*Goal of the exercise:*
Reproduce all lines of the listing below in which the word "text" occurs.

[Start Data provided]

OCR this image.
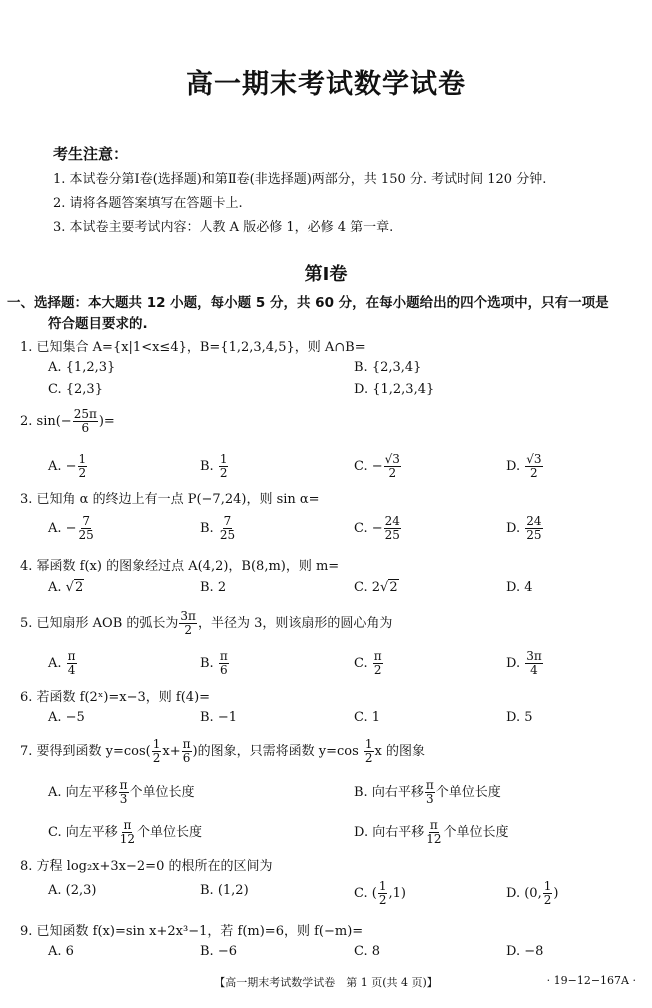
高一期末考试数学试卷
考生注意：
1. 本试卷分第Ⅰ卷(选择题)和第Ⅱ卷(非选择题)两部分，共 150 分. 考试时间 120 分钟.
2. 请将各题答案填写在答题卡上.
3. 本试卷主要考试内容：人教 A 版必修 1，必修 4 第一章.
第Ⅰ卷
一、选择题：本大题共 12 小题，每小题 5 分，共 60 分，在每小题给出的四个选项中，只有一项是
符合题目要求的.
1. 已知集合 A={x|1<x≤4}，B={1,2,3,4,5}，则 A∩B=
A. {1,2,3}	B. {2,3,4}
C. {2,3}	D. {1,2,3,4}
2. $\sin(- \frac{25\pi}{6}$ )=
A. − $\frac{1}{2}$	B. $\frac{1}{2}$	C. − $\frac{√3}{2}$	D. $\frac{√3}{2}$
3. 已知角 α 的终边上有一点 P(−7,24)，则 sin α=
A. − $\frac{7}{25}$	B. $\frac{7}{25}$	C. − $\frac{24}{25}$	D. $\frac{24}{25}$
4. 幂函数 f(x) 的图象经过点 A(4,2)，B(8,m)，则 m=
A. √2	B. 2	C. 2√2	D. 4
5. 已知扇形 AOB 的弧长为 $\frac{3\pi}{2}$ ，半径为 3，则该扇形的圆心角为
A. $\frac{\pi}{4}$	B. $\frac{\pi}{6}$	C. $\frac{\pi}{2}$	D. $\frac{3\pi}{4}$
6. 若函数 f(2ˣ)=x−3，则 f(4)=
A. −5	B. −1	C. 1	D. 5
7. 要得到函数 $y=\cos( \frac{1}{2} x+ \frac{\pi}{6}$ )的图象，只需将函数 $y=\cos \frac{1}{2}$ x 的图象
A. 向左平移 $\frac{\pi}{3}$ 个单位长度	B. 向右平移 $\frac{\pi}{3}$ 个单位长度
C. 向左平移 $\frac{\pi}{12}$ 个单位长度	D. 向右平移 $\frac{\pi}{12}$ 个单位长度
8. 方程 log₂x+3x−2=0 的根所在的区间为
A. (2,3)	B. (1,2)	C. ( $\frac{1}{2} ,1$)	D. (0, $\frac{1}{2}$ )
9. 已知函数 f(x)=sin x+2x³−1，若 f(m)=6，则 f(−m)=
A. 6	B. −6	C. 8	D. −8
【高一期末考试数学试卷　第 1 页(共 4 页)】	· 19−12−167A ·
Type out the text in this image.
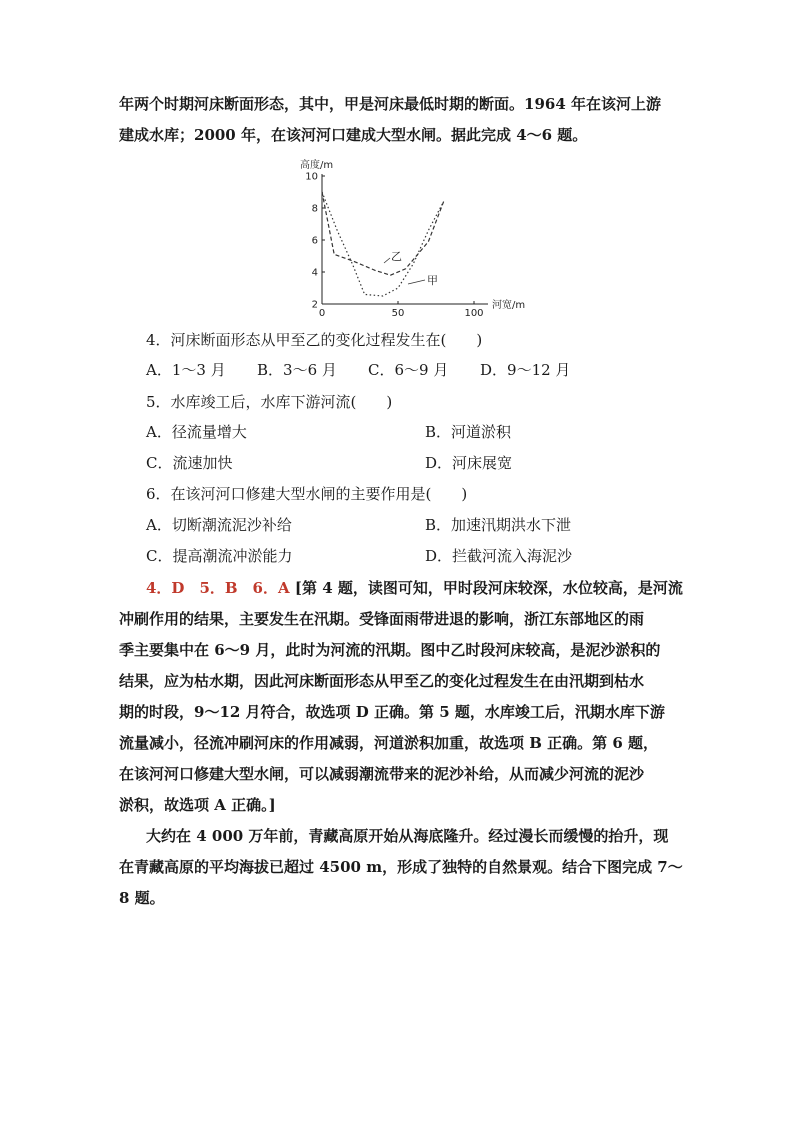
年两个时期河床断面形态，其中，甲是河床最低时期的断面。1964 年在该河上游
建成水库；2000 年，在该河河口建成大型水闸。据此完成 4～6 题。
高度/m
2
4
6
8
10
0	50	100
河宽/m
乙
甲
4．河床断面形态从甲至乙的变化过程发生在(　　)
A．1～3 月 B．3～6 月 C．6～9 月 D．9～12 月
5．水库竣工后，水库下游河流(　　)
A．径流量增大	B．河道淤积
C．流速加快	D．河床展宽
6．在该河河口修建大型水闸的主要作用是(　　)
A．切断潮流泥沙补给	B．加速汛期洪水下泄
C．提高潮流冲淤能力	D．拦截河流入海泥沙
4．D　5．B　6．A [第 4 题，读图可知，甲时段河床较深，水位较高，是河流
冲刷作用的结果，主要发生在汛期。受锋面雨带进退的影响，浙江东部地区的雨
季主要集中在 6～9 月，此时为河流的汛期。图中乙时段河床较高，是泥沙淤积的
结果，应为枯水期，因此河床断面形态从甲至乙的变化过程发生在由汛期到枯水
期的时段，9～12 月符合，故选项 D 正确。第 5 题，水库竣工后，汛期水库下游
流量减小，径流冲刷河床的作用减弱，河道淤积加重，故选项 B 正确。第 6 题，
在该河河口修建大型水闸，可以减弱潮流带来的泥沙补给，从而减少河流的泥沙
淤积，故选项 A 正确。]
大约在 4 000 万年前，青藏高原开始从海底隆升。经过漫长而缓慢的抬升，现
在青藏高原的平均海拔已超过 4500 m，形成了独特的自然景观。结合下图完成 7～
8 题。
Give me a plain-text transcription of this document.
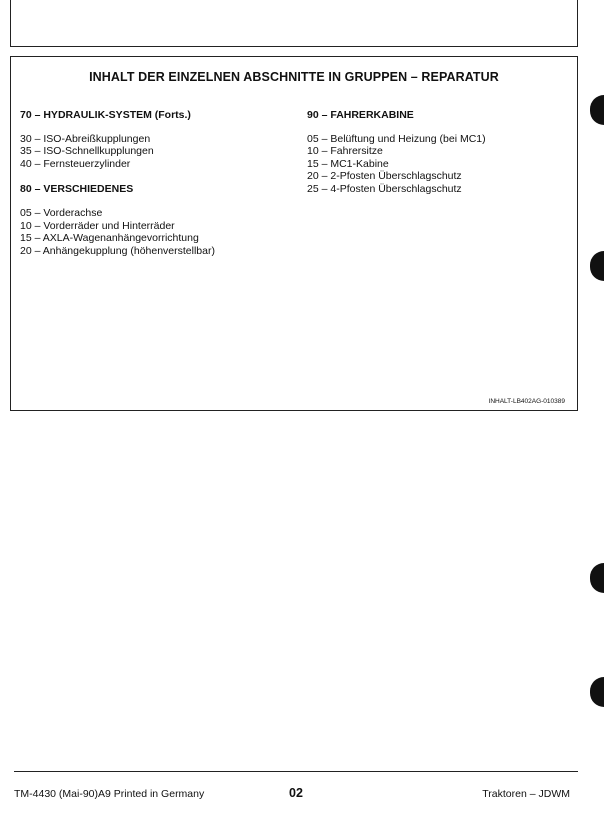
INHALT DER EINZELNEN ABSCHNITTE IN GRUPPEN – REPARATUR
70 – HYDRAULIK-SYSTEM (Forts.)
30 – ISO-Abreißkupplungen
35 – ISO-Schnellkupplungen
40 – Fernsteuerzylinder
80 – VERSCHIEDENES
05 – Vorderachse
10 – Vorderräder und Hinterräder
15 – AXLA-Wagenanhängevorrichtung
20 – Anhängekupplung (höhenverstellbar)
90 – FAHRERKABINE
05 – Belüftung und Heizung (bei MC1)
10 – Fahrersitze
15 – MC1-Kabine
20 – 2-Pfosten Überschlagschutz
25 – 4-Pfosten Überschlagschutz
INHALT-LB402AG-010389
TM-4430 (Mai-90)A9 Printed in Germany	02	Traktoren – JDWM
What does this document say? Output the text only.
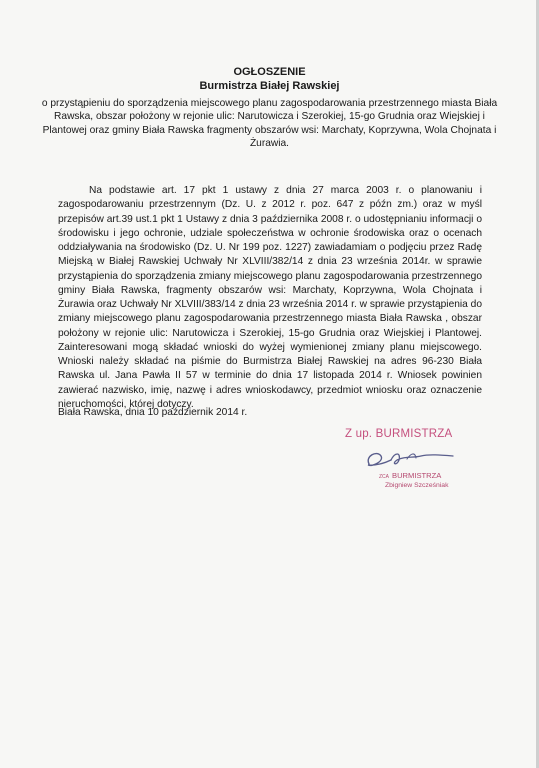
OGŁOSZENIE
Burmistrza Białej Rawskiej
o przystąpieniu do sporządzenia miejscowego planu zagospodarowania przestrzennego miasta Biała Rawska, obszar położony w rejonie ulic: Narutowicza i Szerokiej, 15-go Grudnia oraz Wiejskiej i Plantowej oraz gminy Biała Rawska fragmenty obszarów wsi: Marchaty, Koprzywna, Wola Chojnata i Żurawia.

Na podstawie art. 17 pkt 1 ustawy z dnia 27 marca 2003 r. o planowaniu i zagospodarowaniu przestrzennym (Dz. U. z 2012 r. poz. 647 z późn zm.) oraz w myśl przepisów art.39 ust.1 pkt 1 Ustawy z dnia 3 października 2008 r. o udostępnianiu informacji o środowisku i jego ochronie, udziale społeczeństwa w ochronie środowiska oraz o ocenach oddziaływania na środowisko (Dz. U. Nr 199 poz. 1227) zawiadamiam o podjęciu przez Radę Miejską w Białej Rawskiej Uchwały Nr XLVIII/382/14 z dnia 23 września 2014r. w sprawie przystąpienia do sporządzenia zmiany miejscowego planu zagospodarowania przestrzennego gminy Biała Rawska, fragmenty obszarów wsi: Marchaty, Koprzywna, Wola Chojnata i Żurawia oraz Uchwały Nr XLVIII/383/14 z dnia 23 września 2014 r. w sprawie przystąpienia do zmiany miejscowego planu zagospodarowania przestrzennego miasta Biała Rawska , obszar położony w rejonie ulic: Narutowicza i Szerokiej, 15-go Grudnia oraz Wiejskiej i Plantowej. Zainteresowani mogą składać wnioski do wyżej wymienionej zmiany planu miejscowego. Wnioski należy składać na piśmie do Burmistrza Białej Rawskiej na adres 96-230 Biała Rawska ul. Jana Pawła II 57 w terminie do dnia 17 listopada 2014 r. Wniosek powinien zawierać nazwisko, imię, nazwę i adres wnioskodawcy, przedmiot wniosku oraz oznaczenie nieruchomości, której dotyczy.

Biała Rawska, dnia 10 październik 2014 r.
Z up. BURMISTRZA
ZCA BURMISTRZA
Zbigniew Szcześniak
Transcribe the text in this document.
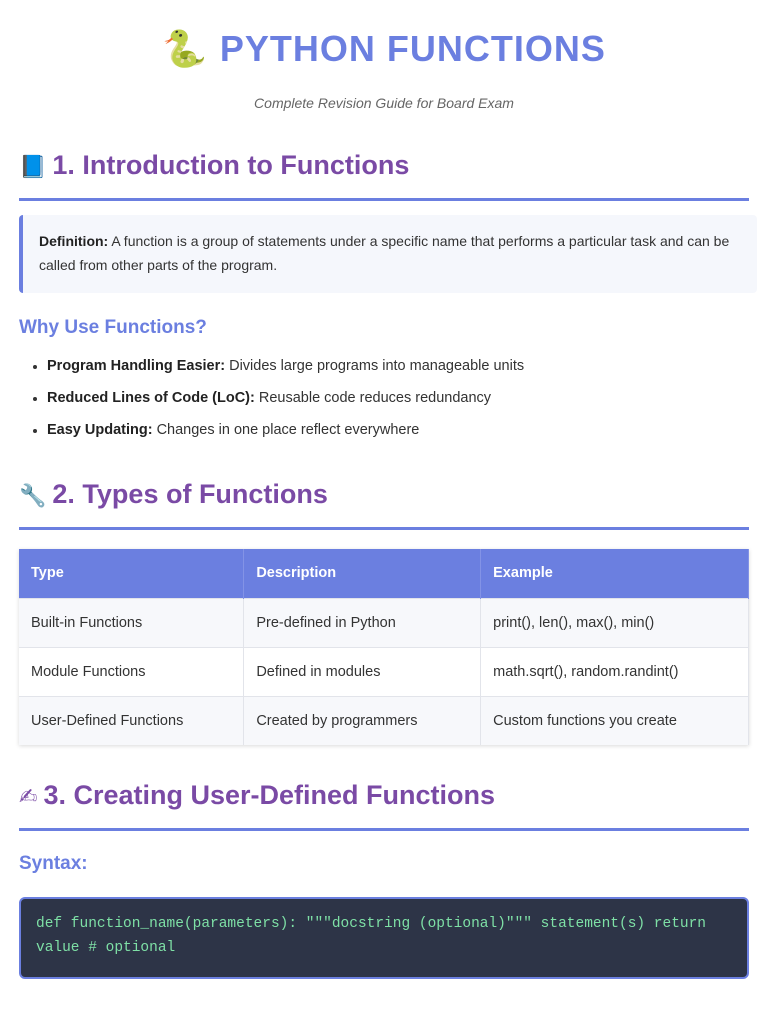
🐍 PYTHON FUNCTIONS
Complete Revision Guide for Board Exam
📘 1. Introduction to Functions
Definition: A function is a group of statements under a specific name that performs a particular task and can be called from other parts of the program.
Why Use Functions?
Program Handling Easier: Divides large programs into manageable units
Reduced Lines of Code (LoC): Reusable code reduces redundancy
Easy Updating: Changes in one place reflect everywhere
🔧 2. Types of Functions
Type	Description	Example
Built-in Functions	Pre-defined in Python	print(), len(), max(), min()
Module Functions	Defined in modules	math.sqrt(), random.randint()
User-Defined Functions	Created by programmers	Custom functions you create
✍ 3. Creating User-Defined Functions
Syntax:
def function_name(parameters): """docstring (optional)""" statement(s) return value # optional
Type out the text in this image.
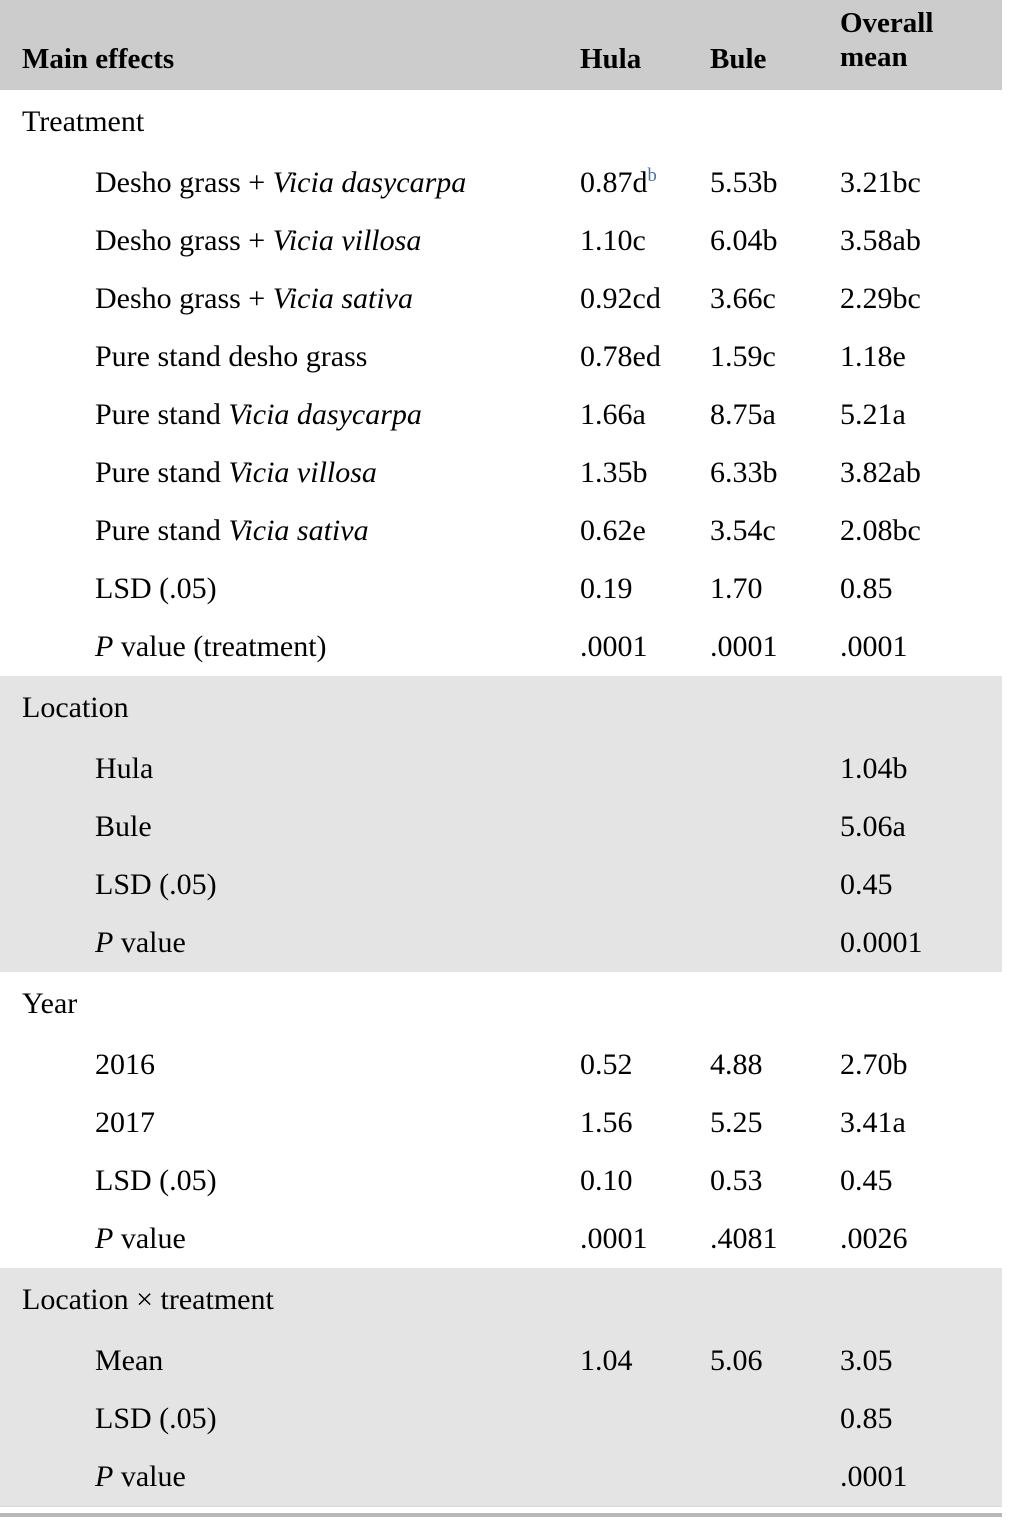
Main effects	Hula	Bule	Overall
mean

Treatment			
Desho grass + Vicia dasycarpa	0.87d$^b$	5.53b	3.21bc
Desho grass + Vicia villosa	1.10c	6.04b	3.58ab
Desho grass + Vicia sativa	0.92cd	3.66c	2.29bc
Pure stand desho grass	0.78ed	1.59c	1.18e
Pure stand Vicia dasycarpa	1.66a	8.75a	5.21a
Pure stand Vicia villosa	1.35b	6.33b	3.82ab
Pure stand Vicia sativa	0.62e	3.54c	2.08bc
LSD (.05)	0.19	1.70	0.85
P value (treatment)	.0001	.0001	.0001
Location			
Hula			1.04b
Bule			5.06a
LSD (.05)			0.45
P value			0.0001
Year			
2016	0.52	4.88	2.70b
2017	1.56	5.25	3.41a
LSD (.05)	0.10	0.53	0.45
P value	.0001	.4081	.0026
Location × treatment			
Mean	1.04	5.06	3.05
LSD (.05)			0.85
P value			.0001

[End Data provided]

*Result:*
Type out the text in this image.
Give me a plain-text transcription of this document.
What does this document say? Output the text only.
Transcribe the text in this document.
Type out the text in this image.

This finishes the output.